Only the pictures are to be left out; set down the rest of the records exactly.

[Start of DATA FOR THIS TASK]

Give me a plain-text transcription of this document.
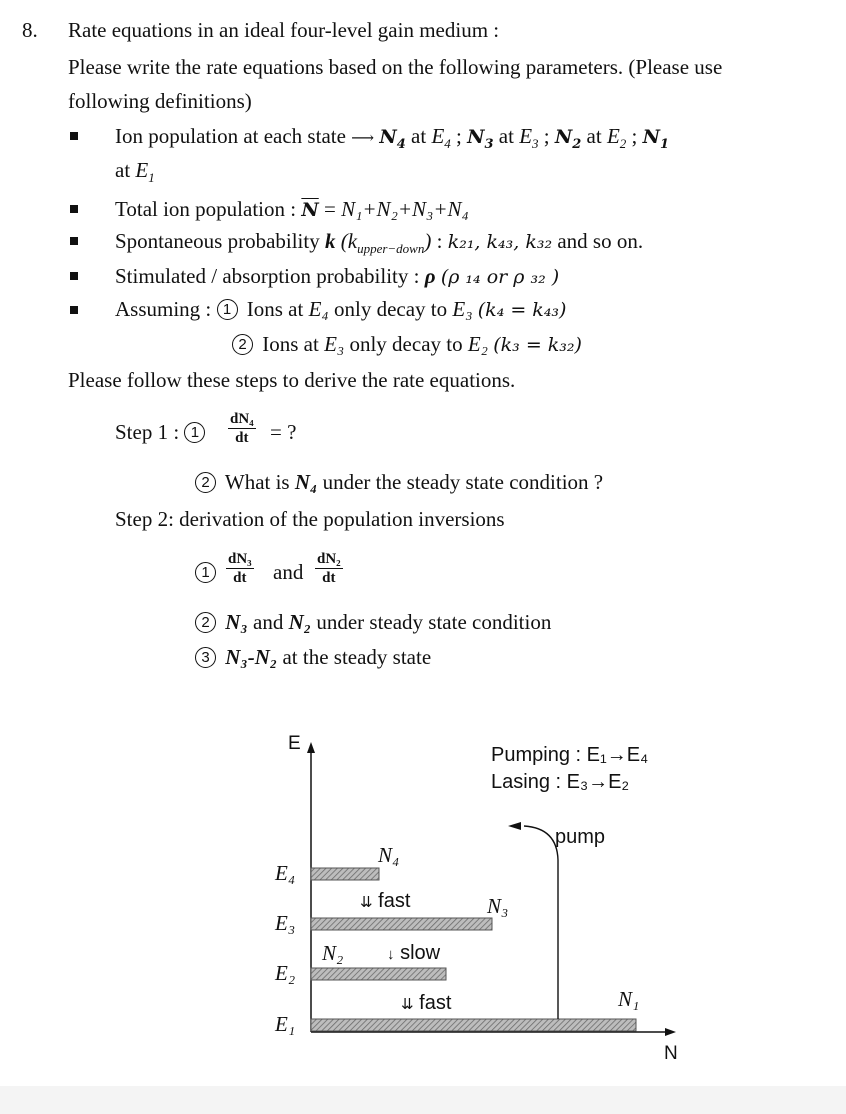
8. Rate equations in an ideal four-level gain medium :
Please write the rate equations based on the following parameters. (Please use
following definitions)
Ion population at each state ⟶ $N_4$ at $E_4$ ; $N_3$ at $E_3$ ; $N_2$ at $E_2$ ; $N_1$
at $E_1$
Total ion population : $\overline{N} = N_1+N_2+N_3+N_4$
Spontaneous probability k $(k_{upper-down})$ : k₂₁, k₄₃, k₃₂ and so on.
Stimulated / absorption probability : ρ (ρ ₁₄ or ρ ₃₂ )
Assuming : 1 Ions at E₄ only decay to E₃ (k₄ = k₄₃)
2 Ions at E₃ only decay to E₂ (k₃ = k₃₂)
Please follow these steps to derive the rate equations.
Step 1 : 1	$\frac{\text{dN₄}}{dt}$ = ?
2 What is N₄ under the steady state condition ?
Step 2: derivation of the population inversions
1	$\frac{\text{dN₃}}{dt}$ and $\frac{\text{dN₂}}{dt}$
2 N₃ and N₂ under steady state condition
3 N₃-N₂ at the steady state
E
N
Pumping : E₁→E₄
Lasing : E₃→E₂
pump
E₄
E₃
E₂
E₁
N₄
N₃
N₂
N₁
⇊ fast
↓ slow
⇊ fast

[End of DATA FOR THIS TASK]

RESULT:
Give me a plain-text transcription of this document.
8. Rate equations in an ideal four-level gain medium :
Please write the rate equations based on the following parameters. (Please use
following definitions)
Ion population at each state ⟶ $N_4$ at $E_4$ ; $N_3$ at $E_3$ ; $N_2$ at $E_2$ ; $N_1$
at $E_1$
Total ion population : $\overline{N} = N_1+N_2+N_3+N_4$
Spontaneous probability k $(k_{upper-down})$ : k₂₁, k₄₃, k₃₂ and so on.
Stimulated / absorption probability : ρ (ρ ₁₄ or ρ ₃₂ )
Assuming : 1 Ions at E₄ only decay to E₃ (k₄ = k₄₃)
2 Ions at E₃ only decay to E₂ (k₃ = k₃₂)
Please follow these steps to derive the rate equations.
Step 1 : 1	$\frac{\text{dN₄}}{dt}$ = ?
2 What is N₄ under the steady state condition ?
Step 2: derivation of the population inversions
1	$\frac{\text{dN₃}}{dt}$ and $\frac{\text{dN₂}}{dt}$
2 N₃ and N₂ under steady state condition
3 N₃-N₂ at the steady state
E
N
Pumping : E₁→E₄
Lasing : E₃→E₂
pump
E₄
E₃
E₂
E₁
N₄
N₃
N₂
N₁
⇊ fast
↓ slow
⇊ fast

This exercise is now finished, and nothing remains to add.